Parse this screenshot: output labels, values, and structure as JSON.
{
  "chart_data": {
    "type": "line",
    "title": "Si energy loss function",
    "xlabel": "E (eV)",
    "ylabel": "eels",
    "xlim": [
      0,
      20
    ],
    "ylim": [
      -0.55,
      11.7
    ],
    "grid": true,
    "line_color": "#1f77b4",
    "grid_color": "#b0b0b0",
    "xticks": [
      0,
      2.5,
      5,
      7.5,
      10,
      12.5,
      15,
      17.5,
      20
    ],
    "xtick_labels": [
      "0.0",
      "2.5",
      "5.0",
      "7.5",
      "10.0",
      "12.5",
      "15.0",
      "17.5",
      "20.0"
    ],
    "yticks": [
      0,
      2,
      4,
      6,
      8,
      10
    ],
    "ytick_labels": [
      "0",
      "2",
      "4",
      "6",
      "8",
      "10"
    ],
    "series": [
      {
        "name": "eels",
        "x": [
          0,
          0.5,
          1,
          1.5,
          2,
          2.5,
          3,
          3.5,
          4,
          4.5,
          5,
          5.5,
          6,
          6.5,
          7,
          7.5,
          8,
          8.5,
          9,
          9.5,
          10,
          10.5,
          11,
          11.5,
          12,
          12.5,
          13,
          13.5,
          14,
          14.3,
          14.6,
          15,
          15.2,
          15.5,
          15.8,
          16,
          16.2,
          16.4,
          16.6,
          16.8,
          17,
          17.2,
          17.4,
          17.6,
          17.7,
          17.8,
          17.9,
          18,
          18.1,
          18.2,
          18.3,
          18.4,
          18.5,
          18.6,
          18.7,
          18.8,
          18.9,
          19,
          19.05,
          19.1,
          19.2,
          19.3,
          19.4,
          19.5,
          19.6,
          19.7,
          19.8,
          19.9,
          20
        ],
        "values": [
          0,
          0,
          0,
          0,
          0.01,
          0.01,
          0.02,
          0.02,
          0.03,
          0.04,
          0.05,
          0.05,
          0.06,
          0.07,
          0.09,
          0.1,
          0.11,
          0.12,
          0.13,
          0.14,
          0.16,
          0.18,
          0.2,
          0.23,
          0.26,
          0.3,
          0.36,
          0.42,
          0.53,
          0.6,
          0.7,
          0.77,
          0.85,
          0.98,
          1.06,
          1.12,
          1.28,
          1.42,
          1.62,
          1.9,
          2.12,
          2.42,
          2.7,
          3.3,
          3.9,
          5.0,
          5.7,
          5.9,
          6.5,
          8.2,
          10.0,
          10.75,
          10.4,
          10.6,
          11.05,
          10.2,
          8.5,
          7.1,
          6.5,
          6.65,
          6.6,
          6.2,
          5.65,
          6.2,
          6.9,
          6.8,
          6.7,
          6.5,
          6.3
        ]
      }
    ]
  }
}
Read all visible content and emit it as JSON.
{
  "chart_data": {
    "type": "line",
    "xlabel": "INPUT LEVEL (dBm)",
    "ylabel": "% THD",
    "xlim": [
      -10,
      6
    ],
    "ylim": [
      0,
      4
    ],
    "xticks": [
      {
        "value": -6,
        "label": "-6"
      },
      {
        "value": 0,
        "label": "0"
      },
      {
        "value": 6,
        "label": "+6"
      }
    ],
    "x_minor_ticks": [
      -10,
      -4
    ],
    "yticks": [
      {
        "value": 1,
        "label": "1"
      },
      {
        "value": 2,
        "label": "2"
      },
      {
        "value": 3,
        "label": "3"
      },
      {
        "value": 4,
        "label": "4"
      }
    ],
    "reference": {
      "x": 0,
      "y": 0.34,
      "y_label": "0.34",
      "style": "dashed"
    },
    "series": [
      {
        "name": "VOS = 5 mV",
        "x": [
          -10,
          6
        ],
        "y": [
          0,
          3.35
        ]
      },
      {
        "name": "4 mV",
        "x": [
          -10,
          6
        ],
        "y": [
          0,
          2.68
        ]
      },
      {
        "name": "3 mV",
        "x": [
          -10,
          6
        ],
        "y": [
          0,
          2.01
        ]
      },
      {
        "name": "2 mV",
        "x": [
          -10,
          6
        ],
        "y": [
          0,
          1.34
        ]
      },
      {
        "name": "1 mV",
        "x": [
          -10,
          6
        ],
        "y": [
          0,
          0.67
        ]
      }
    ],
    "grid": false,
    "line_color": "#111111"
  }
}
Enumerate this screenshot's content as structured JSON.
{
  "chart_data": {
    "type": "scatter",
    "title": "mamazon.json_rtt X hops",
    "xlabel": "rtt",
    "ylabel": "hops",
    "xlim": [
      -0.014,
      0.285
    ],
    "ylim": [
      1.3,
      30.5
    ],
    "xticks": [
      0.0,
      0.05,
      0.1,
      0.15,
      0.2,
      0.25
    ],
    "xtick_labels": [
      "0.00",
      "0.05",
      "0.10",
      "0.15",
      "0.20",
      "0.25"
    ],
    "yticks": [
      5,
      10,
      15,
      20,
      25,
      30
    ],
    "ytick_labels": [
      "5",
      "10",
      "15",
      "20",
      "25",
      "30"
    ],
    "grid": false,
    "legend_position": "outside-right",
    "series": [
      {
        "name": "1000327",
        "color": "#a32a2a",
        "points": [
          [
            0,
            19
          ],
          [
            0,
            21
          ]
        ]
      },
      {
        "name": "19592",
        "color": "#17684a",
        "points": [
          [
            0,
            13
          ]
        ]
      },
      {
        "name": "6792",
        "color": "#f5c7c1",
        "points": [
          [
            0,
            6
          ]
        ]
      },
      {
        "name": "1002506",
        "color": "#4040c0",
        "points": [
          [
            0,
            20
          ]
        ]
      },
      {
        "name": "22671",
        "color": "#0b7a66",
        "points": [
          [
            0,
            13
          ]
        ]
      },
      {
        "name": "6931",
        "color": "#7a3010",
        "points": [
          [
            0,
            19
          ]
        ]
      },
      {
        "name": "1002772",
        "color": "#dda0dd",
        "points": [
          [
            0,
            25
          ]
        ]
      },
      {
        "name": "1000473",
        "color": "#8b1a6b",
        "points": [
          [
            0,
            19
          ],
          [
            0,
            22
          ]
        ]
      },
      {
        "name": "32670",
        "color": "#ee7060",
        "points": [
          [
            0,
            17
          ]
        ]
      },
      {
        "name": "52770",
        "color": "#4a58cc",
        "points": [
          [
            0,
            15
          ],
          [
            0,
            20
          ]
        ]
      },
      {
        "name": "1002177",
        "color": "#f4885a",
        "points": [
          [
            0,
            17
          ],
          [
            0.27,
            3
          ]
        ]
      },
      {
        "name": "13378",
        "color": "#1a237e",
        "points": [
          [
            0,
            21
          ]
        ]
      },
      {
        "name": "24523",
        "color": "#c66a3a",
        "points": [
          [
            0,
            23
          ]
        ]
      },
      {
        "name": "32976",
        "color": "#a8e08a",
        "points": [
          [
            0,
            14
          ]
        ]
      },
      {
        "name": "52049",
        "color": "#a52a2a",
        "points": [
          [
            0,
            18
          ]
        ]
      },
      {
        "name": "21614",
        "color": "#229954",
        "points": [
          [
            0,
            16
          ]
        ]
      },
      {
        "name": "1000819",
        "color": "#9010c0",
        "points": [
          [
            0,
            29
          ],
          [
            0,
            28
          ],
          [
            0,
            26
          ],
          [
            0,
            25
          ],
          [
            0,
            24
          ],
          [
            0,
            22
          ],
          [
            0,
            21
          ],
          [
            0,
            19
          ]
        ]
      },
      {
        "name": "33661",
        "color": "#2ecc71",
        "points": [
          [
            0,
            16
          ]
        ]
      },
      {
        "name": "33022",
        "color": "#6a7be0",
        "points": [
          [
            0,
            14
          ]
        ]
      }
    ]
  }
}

○ ○ ○ ○ ○

→ **EXERCISE DIRECTIONS**
Your task is to repeat the data exactly, with nothing left out.

→ **WRITTEN REPLY**
Parse this screenshot: output labels, values, and structure as JSON.
{
  "chart_data": {
    "type": "line",
    "title": "Si energy loss function",
    "xlabel": "E (eV)",
    "ylabel": "eels",
    "xlim": [
      0,
      20
    ],
    "ylim": [
      -0.55,
      11.7
    ],
    "grid": true,
    "line_color": "#1f77b4",
    "grid_color": "#b0b0b0",
    "xticks": [
      0,
      2.5,
      5,
      7.5,
      10,
      12.5,
      15,
      17.5,
      20
    ],
    "xtick_labels": [
      "0.0",
      "2.5",
      "5.0",
      "7.5",
      "10.0",
      "12.5",
      "15.0",
      "17.5",
      "20.0"
    ],
    "yticks": [
      0,
      2,
      4,
      6,
      8,
      10
    ],
    "ytick_labels": [
      "0",
      "2",
      "4",
      "6",
      "8",
      "10"
    ],
    "series": [
      {
        "name": "eels",
        "x": [
          0,
          0.5,
          1,
          1.5,
          2,
          2.5,
          3,
          3.5,
          4,
          4.5,
          5,
          5.5,
          6,
          6.5,
          7,
          7.5,
          8,
          8.5,
          9,
          9.5,
          10,
          10.5,
          11,
          11.5,
          12,
          12.5,
          13,
          13.5,
          14,
          14.3,
          14.6,
          15,
          15.2,
          15.5,
          15.8,
          16,
          16.2,
          16.4,
          16.6,
          16.8,
          17,
          17.2,
          17.4,
          17.6,
          17.7,
          17.8,
          17.9,
          18,
          18.1,
          18.2,
          18.3,
          18.4,
          18.5,
          18.6,
          18.7,
          18.8,
          18.9,
          19,
          19.05,
          19.1,
          19.2,
          19.3,
          19.4,
          19.5,
          19.6,
          19.7,
          19.8,
          19.9,
          20
        ],
        "values": [
          0,
          0,
          0,
          0,
          0.01,
          0.01,
          0.02,
          0.02,
          0.03,
          0.04,
          0.05,
          0.05,
          0.06,
          0.07,
          0.09,
          0.1,
          0.11,
          0.12,
          0.13,
          0.14,
          0.16,
          0.18,
          0.2,
          0.23,
          0.26,
          0.3,
          0.36,
          0.42,
          0.53,
          0.6,
          0.7,
          0.77,
          0.85,
          0.98,
          1.06,
          1.12,
          1.28,
          1.42,
          1.62,
          1.9,
          2.12,
          2.42,
          2.7,
          3.3,
          3.9,
          5.0,
          5.7,
          5.9,
          6.5,
          8.2,
          10.0,
          10.75,
          10.4,
          10.6,
          11.05,
          10.2,
          8.5,
          7.1,
          6.5,
          6.65,
          6.6,
          6.2,
          5.65,
          6.2,
          6.9,
          6.8,
          6.7,
          6.5,
          6.3
        ]
      }
    ]
  }
}
Read all visible content and emit it as JSON.
{
  "chart_data": {
    "type": "line",
    "xlabel": "INPUT LEVEL (dBm)",
    "ylabel": "% THD",
    "xlim": [
      -10,
      6
    ],
    "ylim": [
      0,
      4
    ],
    "xticks": [
      {
        "value": -6,
        "label": "-6"
      },
      {
        "value": 0,
        "label": "0"
      },
      {
        "value": 6,
        "label": "+6"
      }
    ],
    "x_minor_ticks": [
      -10,
      -4
    ],
    "yticks": [
      {
        "value": 1,
        "label": "1"
      },
      {
        "value": 2,
        "label": "2"
      },
      {
        "value": 3,
        "label": "3"
      },
      {
        "value": 4,
        "label": "4"
      }
    ],
    "reference": {
      "x": 0,
      "y": 0.34,
      "y_label": "0.34",
      "style": "dashed"
    },
    "series": [
      {
        "name": "VOS = 5 mV",
        "x": [
          -10,
          6
        ],
        "y": [
          0,
          3.35
        ]
      },
      {
        "name": "4 mV",
        "x": [
          -10,
          6
        ],
        "y": [
          0,
          2.68
        ]
      },
      {
        "name": "3 mV",
        "x": [
          -10,
          6
        ],
        "y": [
          0,
          2.01
        ]
      },
      {
        "name": "2 mV",
        "x": [
          -10,
          6
        ],
        "y": [
          0,
          1.34
        ]
      },
      {
        "name": "1 mV",
        "x": [
          -10,
          6
        ],
        "y": [
          0,
          0.67
        ]
      }
    ],
    "grid": false,
    "line_color": "#111111"
  }
}
Enumerate this screenshot's content as structured JSON.
{
  "chart_data": {
    "type": "scatter",
    "title": "mamazon.json_rtt X hops",
    "xlabel": "rtt",
    "ylabel": "hops",
    "xlim": [
      -0.014,
      0.285
    ],
    "ylim": [
      1.3,
      30.5
    ],
    "xticks": [
      0.0,
      0.05,
      0.1,
      0.15,
      0.2,
      0.25
    ],
    "xtick_labels": [
      "0.00",
      "0.05",
      "0.10",
      "0.15",
      "0.20",
      "0.25"
    ],
    "yticks": [
      5,
      10,
      15,
      20,
      25,
      30
    ],
    "ytick_labels": [
      "5",
      "10",
      "15",
      "20",
      "25",
      "30"
    ],
    "grid": false,
    "legend_position": "outside-right",
    "series": [
      {
        "name": "1000327",
        "color": "#a32a2a",
        "points": [
          [
            0,
            19
          ],
          [
            0,
            21
          ]
        ]
      },
      {
        "name": "19592",
        "color": "#17684a",
        "points": [
          [
            0,
            13
          ]
        ]
      },
      {
        "name": "6792",
        "color": "#f5c7c1",
        "points": [
          [
            0,
            6
          ]
        ]
      },
      {
        "name": "1002506",
        "color": "#4040c0",
        "points": [
          [
            0,
            20
          ]
        ]
      },
      {
        "name": "22671",
        "color": "#0b7a66",
        "points": [
          [
            0,
            13
          ]
        ]
      },
      {
        "name": "6931",
        "color": "#7a3010",
        "points": [
          [
            0,
            19
          ]
        ]
      },
      {
        "name": "1002772",
        "color": "#dda0dd",
        "points": [
          [
            0,
            25
          ]
        ]
      },
      {
        "name": "1000473",
        "color": "#8b1a6b",
        "points": [
          [
            0,
            19
          ],
          [
            0,
            22
          ]
        ]
      },
      {
        "name": "32670",
        "color": "#ee7060",
        "points": [
          [
            0,
            17
          ]
        ]
      },
      {
        "name": "52770",
        "color": "#4a58cc",
        "points": [
          [
            0,
            15
          ],
          [
            0,
            20
          ]
        ]
      },
      {
        "name": "1002177",
        "color": "#f4885a",
        "points": [
          [
            0,
            17
          ],
          [
            0.27,
            3
          ]
        ]
      },
      {
        "name": "13378",
        "color": "#1a237e",
        "points": [
          [
            0,
            21
          ]
        ]
      },
      {
        "name": "24523",
        "color": "#c66a3a",
        "points": [
          [
            0,
            23
          ]
        ]
      },
      {
        "name": "32976",
        "color": "#a8e08a",
        "points": [
          [
            0,
            14
          ]
        ]
      },
      {
        "name": "52049",
        "color": "#a52a2a",
        "points": [
          [
            0,
            18
          ]
        ]
      },
      {
        "name": "21614",
        "color": "#229954",
        "points": [
          [
            0,
            16
          ]
        ]
      },
      {
        "name": "1000819",
        "color": "#9010c0",
        "points": [
          [
            0,
            29
          ],
          [
            0,
            28
          ],
          [
            0,
            26
          ],
          [
            0,
            25
          ],
          [
            0,
            24
          ],
          [
            0,
            22
          ],
          [
            0,
            21
          ],
          [
            0,
            19
          ]
        ]
      },
      {
        "name": "33661",
        "color": "#2ecc71",
        "points": [
          [
            0,
            16
          ]
        ]
      },
      {
        "name": "33022",
        "color": "#6a7be0",
        "points": [
          [
            0,
            14
          ]
        ]
      }
    ]
  }
}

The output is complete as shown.